▶ _WORK REQUIRED_
Examine each line of the data. Copy those that contain the string "parameters".

* Start SUPPLIED DATA *

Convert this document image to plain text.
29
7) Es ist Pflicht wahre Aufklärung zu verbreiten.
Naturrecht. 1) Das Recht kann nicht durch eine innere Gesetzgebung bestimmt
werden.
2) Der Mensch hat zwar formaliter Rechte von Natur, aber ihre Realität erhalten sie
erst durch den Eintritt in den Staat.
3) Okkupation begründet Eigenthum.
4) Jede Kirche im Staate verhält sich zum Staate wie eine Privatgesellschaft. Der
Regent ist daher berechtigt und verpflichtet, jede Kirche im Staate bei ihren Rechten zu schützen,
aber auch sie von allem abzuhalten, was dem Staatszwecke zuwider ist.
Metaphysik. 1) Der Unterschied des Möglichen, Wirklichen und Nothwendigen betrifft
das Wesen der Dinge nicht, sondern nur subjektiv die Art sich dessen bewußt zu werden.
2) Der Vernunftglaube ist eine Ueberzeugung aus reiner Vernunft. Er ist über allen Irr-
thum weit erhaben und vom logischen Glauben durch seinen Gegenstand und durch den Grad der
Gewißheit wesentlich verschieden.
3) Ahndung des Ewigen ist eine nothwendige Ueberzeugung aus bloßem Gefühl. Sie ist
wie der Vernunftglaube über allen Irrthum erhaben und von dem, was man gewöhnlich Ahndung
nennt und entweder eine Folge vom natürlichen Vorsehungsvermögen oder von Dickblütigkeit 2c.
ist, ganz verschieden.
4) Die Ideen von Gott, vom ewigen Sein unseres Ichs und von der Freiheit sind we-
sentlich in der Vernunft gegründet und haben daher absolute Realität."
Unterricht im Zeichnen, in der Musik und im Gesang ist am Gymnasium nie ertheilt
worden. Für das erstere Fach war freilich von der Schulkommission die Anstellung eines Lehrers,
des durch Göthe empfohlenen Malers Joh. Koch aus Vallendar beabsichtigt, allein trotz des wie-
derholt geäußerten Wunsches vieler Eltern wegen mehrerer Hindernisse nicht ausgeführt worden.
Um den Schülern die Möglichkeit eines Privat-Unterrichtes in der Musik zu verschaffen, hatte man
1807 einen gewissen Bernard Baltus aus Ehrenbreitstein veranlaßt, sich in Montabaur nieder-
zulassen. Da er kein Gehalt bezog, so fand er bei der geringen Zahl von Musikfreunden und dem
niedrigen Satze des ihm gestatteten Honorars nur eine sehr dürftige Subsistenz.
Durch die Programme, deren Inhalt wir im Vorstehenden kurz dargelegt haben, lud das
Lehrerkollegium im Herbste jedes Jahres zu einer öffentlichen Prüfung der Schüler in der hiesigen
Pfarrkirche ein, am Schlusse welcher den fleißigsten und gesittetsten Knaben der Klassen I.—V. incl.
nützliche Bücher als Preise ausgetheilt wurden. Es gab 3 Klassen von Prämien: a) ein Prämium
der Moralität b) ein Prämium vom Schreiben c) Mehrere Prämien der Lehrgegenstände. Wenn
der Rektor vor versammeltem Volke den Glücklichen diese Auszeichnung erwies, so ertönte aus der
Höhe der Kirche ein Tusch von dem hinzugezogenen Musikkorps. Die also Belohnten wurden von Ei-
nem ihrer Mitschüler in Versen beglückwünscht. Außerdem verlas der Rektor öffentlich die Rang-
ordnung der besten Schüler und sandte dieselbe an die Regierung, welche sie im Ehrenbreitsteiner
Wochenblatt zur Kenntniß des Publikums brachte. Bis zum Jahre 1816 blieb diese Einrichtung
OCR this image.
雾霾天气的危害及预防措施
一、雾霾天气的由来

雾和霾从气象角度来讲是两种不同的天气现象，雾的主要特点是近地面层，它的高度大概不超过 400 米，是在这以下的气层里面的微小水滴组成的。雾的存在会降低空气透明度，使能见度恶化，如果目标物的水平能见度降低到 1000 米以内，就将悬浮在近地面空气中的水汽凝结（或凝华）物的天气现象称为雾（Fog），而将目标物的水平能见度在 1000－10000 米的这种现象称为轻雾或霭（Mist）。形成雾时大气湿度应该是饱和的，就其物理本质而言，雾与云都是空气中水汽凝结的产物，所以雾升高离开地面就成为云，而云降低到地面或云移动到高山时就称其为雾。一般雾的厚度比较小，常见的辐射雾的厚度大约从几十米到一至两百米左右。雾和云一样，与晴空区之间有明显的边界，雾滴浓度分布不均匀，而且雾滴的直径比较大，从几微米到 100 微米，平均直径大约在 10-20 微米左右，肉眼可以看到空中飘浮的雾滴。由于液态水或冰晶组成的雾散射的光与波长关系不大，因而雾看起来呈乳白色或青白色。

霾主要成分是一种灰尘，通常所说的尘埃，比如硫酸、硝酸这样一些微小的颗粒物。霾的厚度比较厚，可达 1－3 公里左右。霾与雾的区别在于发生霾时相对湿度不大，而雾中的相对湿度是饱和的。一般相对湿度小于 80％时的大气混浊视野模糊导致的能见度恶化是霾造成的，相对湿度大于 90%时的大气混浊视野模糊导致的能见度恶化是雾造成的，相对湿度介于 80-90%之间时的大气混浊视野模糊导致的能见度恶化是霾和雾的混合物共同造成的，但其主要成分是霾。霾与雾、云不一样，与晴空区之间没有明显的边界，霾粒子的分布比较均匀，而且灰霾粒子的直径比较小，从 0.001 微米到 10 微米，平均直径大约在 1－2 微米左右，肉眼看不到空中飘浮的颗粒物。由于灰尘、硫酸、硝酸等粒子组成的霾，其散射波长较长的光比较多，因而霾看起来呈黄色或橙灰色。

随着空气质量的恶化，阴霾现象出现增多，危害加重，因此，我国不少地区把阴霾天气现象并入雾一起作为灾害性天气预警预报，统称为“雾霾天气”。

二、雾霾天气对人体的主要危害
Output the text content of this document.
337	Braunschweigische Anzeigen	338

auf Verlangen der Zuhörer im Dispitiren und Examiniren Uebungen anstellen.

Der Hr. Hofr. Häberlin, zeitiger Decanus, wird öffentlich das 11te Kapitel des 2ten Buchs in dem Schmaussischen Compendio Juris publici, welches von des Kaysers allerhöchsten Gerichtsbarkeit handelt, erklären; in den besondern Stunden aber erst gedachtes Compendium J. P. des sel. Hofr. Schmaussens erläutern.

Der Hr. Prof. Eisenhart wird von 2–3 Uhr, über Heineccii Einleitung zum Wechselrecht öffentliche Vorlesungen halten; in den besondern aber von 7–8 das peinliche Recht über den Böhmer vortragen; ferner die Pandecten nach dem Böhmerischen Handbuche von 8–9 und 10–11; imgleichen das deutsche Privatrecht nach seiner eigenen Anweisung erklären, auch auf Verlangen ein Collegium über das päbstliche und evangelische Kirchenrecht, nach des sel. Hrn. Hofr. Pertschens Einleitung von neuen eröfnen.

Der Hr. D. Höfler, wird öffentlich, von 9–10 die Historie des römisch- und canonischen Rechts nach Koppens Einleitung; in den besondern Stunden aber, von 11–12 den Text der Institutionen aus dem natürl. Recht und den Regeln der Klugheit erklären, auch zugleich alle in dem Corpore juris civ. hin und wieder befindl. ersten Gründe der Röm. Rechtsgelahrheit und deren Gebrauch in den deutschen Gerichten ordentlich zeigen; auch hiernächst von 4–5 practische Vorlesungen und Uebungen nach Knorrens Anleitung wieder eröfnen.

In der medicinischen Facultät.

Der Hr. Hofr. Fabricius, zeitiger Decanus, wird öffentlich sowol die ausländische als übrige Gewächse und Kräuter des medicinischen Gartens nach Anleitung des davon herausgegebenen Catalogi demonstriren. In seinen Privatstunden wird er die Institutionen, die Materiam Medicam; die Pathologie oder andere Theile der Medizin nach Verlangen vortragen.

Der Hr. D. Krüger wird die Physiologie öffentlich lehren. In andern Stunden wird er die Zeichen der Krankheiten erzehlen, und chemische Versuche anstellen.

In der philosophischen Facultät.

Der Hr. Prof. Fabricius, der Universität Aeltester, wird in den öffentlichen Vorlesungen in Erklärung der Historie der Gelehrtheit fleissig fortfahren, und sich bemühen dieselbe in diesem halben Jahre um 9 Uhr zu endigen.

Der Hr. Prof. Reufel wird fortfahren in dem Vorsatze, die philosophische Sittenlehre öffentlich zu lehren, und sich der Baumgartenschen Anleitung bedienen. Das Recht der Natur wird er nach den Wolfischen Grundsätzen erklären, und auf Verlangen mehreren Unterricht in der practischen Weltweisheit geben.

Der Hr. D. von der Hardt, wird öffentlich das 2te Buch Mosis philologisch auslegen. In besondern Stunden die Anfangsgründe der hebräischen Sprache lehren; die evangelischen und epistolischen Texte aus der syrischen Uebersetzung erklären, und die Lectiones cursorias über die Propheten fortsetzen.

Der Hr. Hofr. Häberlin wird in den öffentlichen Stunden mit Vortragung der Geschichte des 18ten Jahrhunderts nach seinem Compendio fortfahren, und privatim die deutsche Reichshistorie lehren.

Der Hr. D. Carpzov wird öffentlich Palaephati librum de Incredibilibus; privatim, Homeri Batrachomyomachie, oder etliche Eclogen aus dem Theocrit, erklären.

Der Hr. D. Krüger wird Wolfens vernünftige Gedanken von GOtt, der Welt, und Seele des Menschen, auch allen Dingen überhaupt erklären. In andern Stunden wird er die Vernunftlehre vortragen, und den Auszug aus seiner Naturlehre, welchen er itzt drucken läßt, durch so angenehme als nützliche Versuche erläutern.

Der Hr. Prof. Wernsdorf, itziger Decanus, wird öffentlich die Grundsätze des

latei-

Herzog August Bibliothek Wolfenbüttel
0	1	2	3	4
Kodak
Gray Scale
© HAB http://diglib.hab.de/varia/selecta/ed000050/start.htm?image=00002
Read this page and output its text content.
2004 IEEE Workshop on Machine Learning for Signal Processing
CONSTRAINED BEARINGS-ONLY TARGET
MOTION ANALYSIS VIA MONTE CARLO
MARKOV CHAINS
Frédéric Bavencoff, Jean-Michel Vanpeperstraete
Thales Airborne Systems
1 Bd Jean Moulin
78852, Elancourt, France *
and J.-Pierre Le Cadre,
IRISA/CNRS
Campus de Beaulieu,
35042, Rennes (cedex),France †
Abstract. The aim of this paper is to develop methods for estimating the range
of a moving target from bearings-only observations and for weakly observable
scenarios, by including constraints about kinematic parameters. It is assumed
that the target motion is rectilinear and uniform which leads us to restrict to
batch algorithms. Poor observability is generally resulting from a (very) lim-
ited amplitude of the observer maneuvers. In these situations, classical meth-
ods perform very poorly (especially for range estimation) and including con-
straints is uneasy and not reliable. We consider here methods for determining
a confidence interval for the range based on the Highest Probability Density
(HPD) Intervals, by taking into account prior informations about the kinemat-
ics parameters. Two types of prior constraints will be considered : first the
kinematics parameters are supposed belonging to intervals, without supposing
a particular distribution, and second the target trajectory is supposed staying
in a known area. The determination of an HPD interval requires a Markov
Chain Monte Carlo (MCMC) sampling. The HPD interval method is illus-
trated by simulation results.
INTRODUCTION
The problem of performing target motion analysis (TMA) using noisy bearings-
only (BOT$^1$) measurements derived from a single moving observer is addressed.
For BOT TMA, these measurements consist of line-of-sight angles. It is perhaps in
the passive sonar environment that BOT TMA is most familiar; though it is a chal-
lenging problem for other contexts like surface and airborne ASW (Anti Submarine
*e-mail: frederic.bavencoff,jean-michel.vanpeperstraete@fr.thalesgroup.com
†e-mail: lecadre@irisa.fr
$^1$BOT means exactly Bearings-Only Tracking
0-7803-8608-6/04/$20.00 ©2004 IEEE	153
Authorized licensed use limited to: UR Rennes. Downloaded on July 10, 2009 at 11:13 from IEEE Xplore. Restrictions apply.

* End SUPPLIED DATA *

▶ _RESULT OF THIS EXERCISE_
scenarios, by including constraints about kinematic parameters. It is assumed
ics parameters. Two types of prior constraints will be considered : first the
kinematics parameters are supposed belonging to intervals, without supposing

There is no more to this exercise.